- What the exercise asks -
Will you extract the entries word for word? Images should not appear in the copy.

(Part of a data file)

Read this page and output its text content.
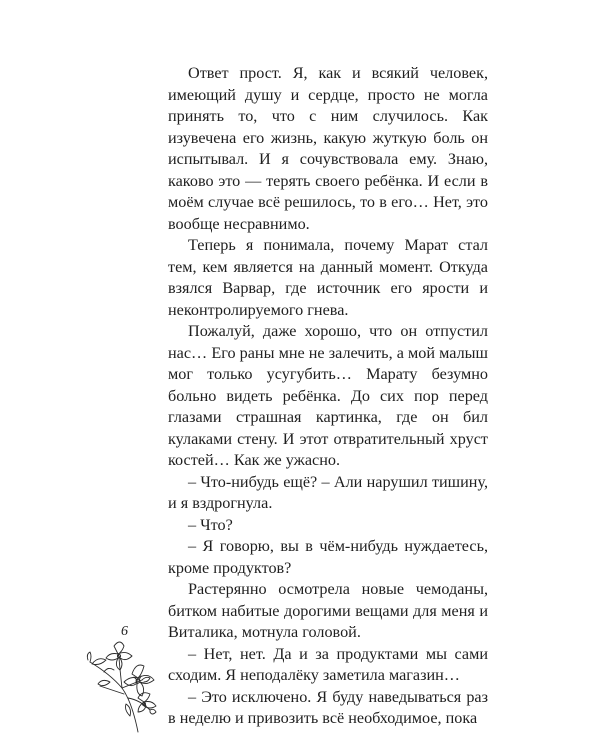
Ответ прост. Я, как и всякий человек, имеющий душу и сердце, просто не могла принять то, что с ним случилось. Как изувечена его жизнь, какую жуткую боль он испытывал. И я сочувствовала ему. Знаю, каково это — терять своего ребёнка. И если в моём случае всё решилось, то в его… Нет, это вообще несравнимо.

Теперь я понимала, почему Марат стал тем, кем является на данный момент. Откуда взялся Варвар, где источник его ярости и неконтролируемого гнева.

Пожалуй, даже хорошо, что он отпустил нас… Его раны мне не залечить, а мой малыш мог только усугубить… Марату безумно больно видеть ребёнка. До сих пор перед глазами страшная картинка, где он бил кулаками стену. И этот отвратительный хруст костей… Как же ужасно.

– Что-нибудь ещё? – Али нарушил тишину, и я вздрогнула.

– Что?

– Я говорю, вы в чём-нибудь нуждаетесь, кроме продуктов?

Растерянно осмотрела новые чемоданы, битком набитые дорогими вещами для меня и Виталика, мотнула головой.

– Нет, нет. Да и за продуктами мы сами сходим. Я неподалёку заметила магазин…

– Это исключено. Я буду наведываться раз в неделю и привозить всё необходимое, пока

6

- Solution below -
Read this page and output its text content.
Ответ прост. Я, как и всякий человек, имеющий душу и сердце, просто не могла принять то, что с ним случилось. Как изувечена его жизнь, какую жуткую боль он испытывал. И я сочувствовала ему. Знаю, каково это — терять своего ребёнка. И если в моём случае всё решилось, то в его… Нет, это вообще несравнимо.

Теперь я понимала, почему Марат стал тем, кем является на данный момент. Откуда взялся Варвар, где источник его ярости и неконтролируемого гнева.

Пожалуй, даже хорошо, что он отпустил нас… Его раны мне не залечить, а мой малыш мог только усугубить… Марату безумно больно видеть ребёнка. До сих пор перед глазами страшная картинка, где он бил кулаками стену. И этот отвратительный хруст костей… Как же ужасно.

– Что-нибудь ещё? – Али нарушил тишину, и я вздрогнула.

– Что?

– Я говорю, вы в чём-нибудь нуждаетесь, кроме продуктов?

Растерянно осмотрела новые чемоданы, битком набитые дорогими вещами для меня и Виталика, мотнула головой.

– Нет, нет. Да и за продуктами мы сами сходим. Я неподалёку заметила магазин…

– Это исключено. Я буду наведываться раз в неделю и привозить всё необходимое, пока

6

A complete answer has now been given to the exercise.